**Do this:** Find the string "image" in the data, then copy every line where it is found.

**Items:**
————————
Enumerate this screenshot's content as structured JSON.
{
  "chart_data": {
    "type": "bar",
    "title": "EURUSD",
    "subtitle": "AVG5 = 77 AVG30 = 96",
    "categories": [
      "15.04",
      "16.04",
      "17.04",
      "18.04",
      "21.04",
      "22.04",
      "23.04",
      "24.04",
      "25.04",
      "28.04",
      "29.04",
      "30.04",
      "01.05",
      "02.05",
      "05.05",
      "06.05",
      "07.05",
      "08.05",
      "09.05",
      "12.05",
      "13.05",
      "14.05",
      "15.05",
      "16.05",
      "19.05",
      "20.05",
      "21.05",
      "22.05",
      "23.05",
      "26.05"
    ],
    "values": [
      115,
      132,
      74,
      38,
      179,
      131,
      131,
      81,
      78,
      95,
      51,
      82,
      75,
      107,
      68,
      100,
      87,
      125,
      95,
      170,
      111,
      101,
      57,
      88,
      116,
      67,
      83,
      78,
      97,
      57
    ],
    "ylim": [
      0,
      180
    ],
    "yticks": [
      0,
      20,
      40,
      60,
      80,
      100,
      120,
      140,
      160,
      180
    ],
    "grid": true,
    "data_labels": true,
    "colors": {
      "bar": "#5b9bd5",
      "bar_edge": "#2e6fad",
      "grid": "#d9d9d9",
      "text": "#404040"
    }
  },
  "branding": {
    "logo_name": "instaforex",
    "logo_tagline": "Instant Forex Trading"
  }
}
————————
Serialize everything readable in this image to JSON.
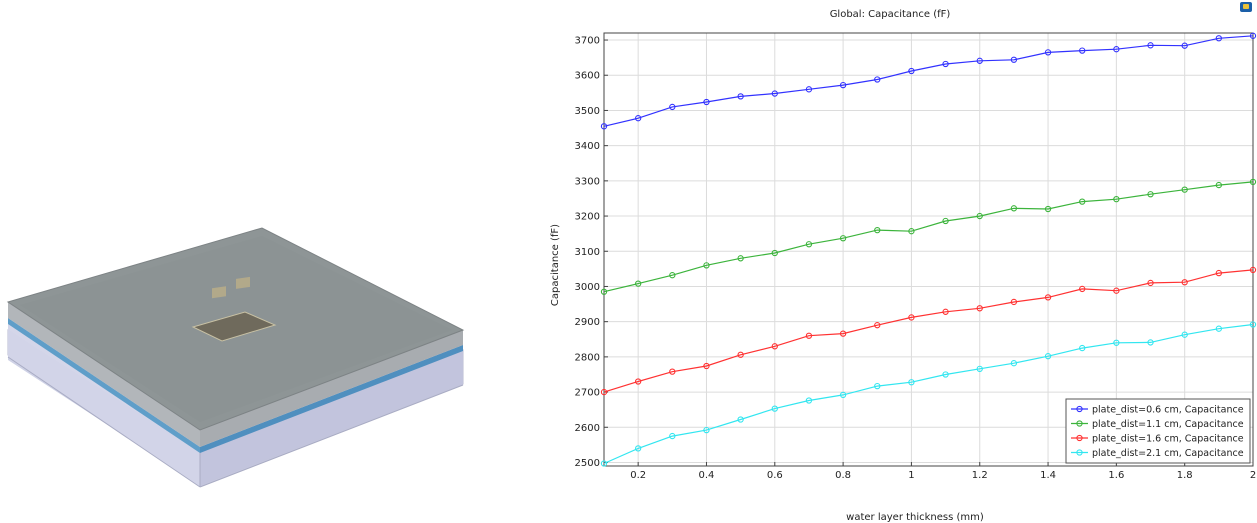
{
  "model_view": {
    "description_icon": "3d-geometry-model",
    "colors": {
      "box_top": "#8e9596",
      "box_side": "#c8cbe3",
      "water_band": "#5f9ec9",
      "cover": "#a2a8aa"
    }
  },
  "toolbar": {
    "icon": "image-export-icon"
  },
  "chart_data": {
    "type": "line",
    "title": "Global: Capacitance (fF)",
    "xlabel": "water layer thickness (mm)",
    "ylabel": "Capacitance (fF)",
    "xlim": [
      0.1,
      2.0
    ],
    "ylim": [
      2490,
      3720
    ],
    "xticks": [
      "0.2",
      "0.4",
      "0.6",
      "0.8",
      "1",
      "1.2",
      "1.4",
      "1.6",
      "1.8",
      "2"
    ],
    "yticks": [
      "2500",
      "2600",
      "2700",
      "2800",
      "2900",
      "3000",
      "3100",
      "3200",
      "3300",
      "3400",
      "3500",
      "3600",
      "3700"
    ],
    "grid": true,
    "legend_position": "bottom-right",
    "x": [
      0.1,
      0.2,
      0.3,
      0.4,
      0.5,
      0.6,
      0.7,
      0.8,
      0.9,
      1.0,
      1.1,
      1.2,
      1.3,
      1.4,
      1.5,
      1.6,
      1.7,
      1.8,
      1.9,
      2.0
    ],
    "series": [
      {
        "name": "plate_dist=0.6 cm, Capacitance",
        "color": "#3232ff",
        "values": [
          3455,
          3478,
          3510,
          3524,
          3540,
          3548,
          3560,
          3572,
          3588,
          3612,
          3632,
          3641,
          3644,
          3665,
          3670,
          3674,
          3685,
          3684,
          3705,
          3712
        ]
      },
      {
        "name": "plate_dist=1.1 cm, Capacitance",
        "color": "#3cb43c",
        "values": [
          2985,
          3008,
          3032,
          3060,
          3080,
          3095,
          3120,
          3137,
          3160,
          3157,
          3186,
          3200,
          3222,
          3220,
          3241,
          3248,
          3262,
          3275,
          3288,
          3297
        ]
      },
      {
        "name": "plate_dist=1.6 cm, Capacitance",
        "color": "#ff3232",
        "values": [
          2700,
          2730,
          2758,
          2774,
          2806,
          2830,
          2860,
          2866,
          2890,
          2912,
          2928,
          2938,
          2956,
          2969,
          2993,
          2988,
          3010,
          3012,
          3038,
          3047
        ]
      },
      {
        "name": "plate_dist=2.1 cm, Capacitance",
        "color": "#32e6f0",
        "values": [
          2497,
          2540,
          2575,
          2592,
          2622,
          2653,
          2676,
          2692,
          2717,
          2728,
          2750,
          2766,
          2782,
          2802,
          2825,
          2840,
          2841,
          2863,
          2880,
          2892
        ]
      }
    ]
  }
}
————————
**Task result:**
Serialize everything readable in this image to JSON.
    "icon": "image-export-icon"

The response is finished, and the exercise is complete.